— Start of SUPPLIED INFORMATION —

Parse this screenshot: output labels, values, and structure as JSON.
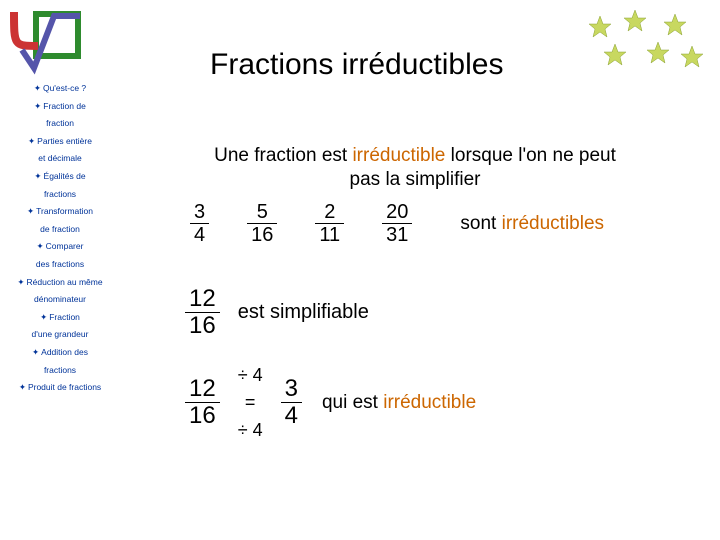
{
  "colors": {
    "accent": "#cc6600",
    "sidebar_text": "#003399",
    "body_text": "#000000",
    "bg": "#ffffff"
  },
  "title": "Fractions irréductibles",
  "sidebar": {
    "items": [
      "Qu'est-ce ?",
      "Fraction de",
      "fraction",
      "Parties entière",
      "et décimale",
      "Égalités de",
      "fractions",
      "Transformation",
      "de fraction",
      "Comparer",
      "des fractions",
      "Réduction au même",
      "dénominateur",
      "Fraction",
      "d'une grandeur",
      "Addition des",
      "fractions",
      "Produit de fractions"
    ],
    "bulleted": [
      0,
      1,
      3,
      5,
      7,
      9,
      11,
      13,
      15,
      17
    ]
  },
  "main": {
    "line1_a": "Une fraction est ",
    "line1_b": "irréductible",
    "line1_c": " lorsque l'on ne peut",
    "line2": "pas la simplifier",
    "fracs": [
      {
        "n": "3",
        "d": "4"
      },
      {
        "n": "5",
        "d": "16"
      },
      {
        "n": "2",
        "d": "11"
      },
      {
        "n": "20",
        "d": "31"
      }
    ],
    "suffix_a": "sont ",
    "suffix_b": "irréductibles",
    "simpl_frac": {
      "n": "12",
      "d": "16"
    },
    "simpl_text": "est simplifiable",
    "calc": {
      "left": {
        "n": "12",
        "d": "16"
      },
      "div_top": "÷  4",
      "eq": "=",
      "div_bot": "÷  4",
      "right": {
        "n": "3",
        "d": "4"
      }
    },
    "qui_a": "qui est ",
    "qui_b": "irréductible"
  }
}
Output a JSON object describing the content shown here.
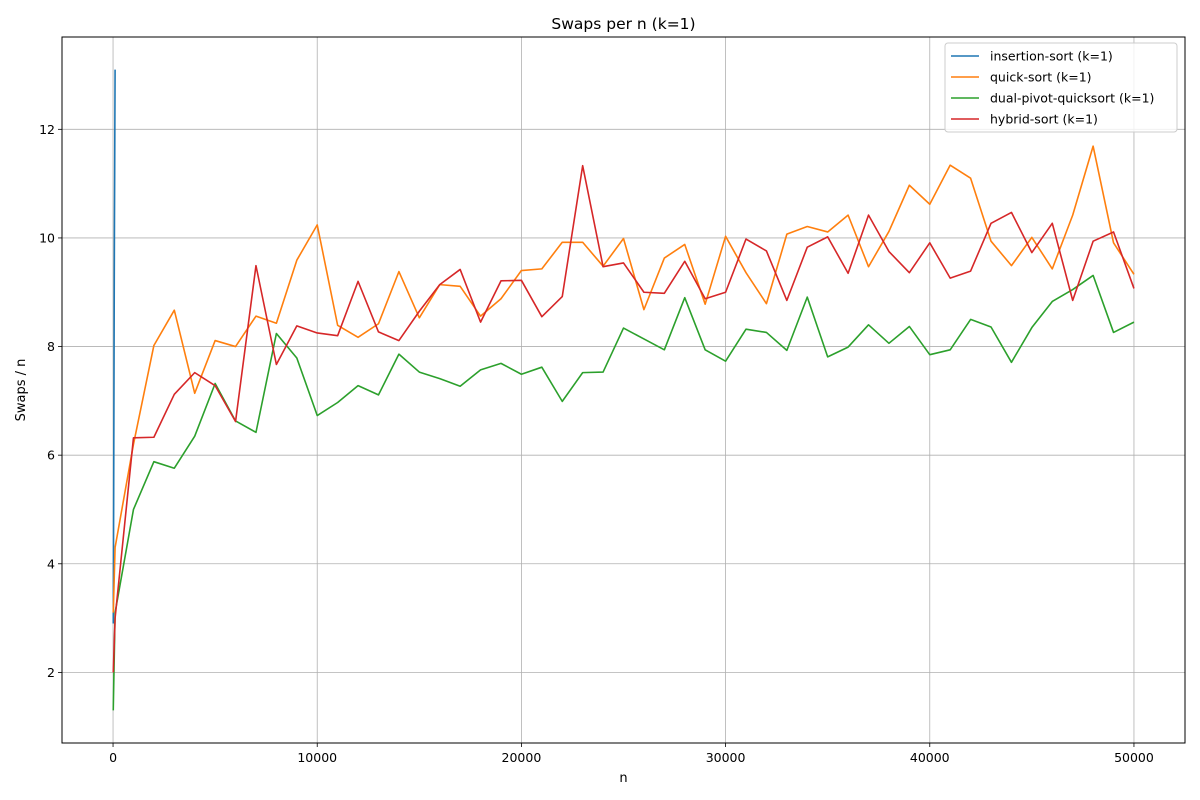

— End of SUPPLIED INFORMATION —

__WHAT THE EXERCISE ASKS__.
Your answer should be a single number: the count of lines that contain "irréductibles".

__EXPECTED OUTPUT__.
2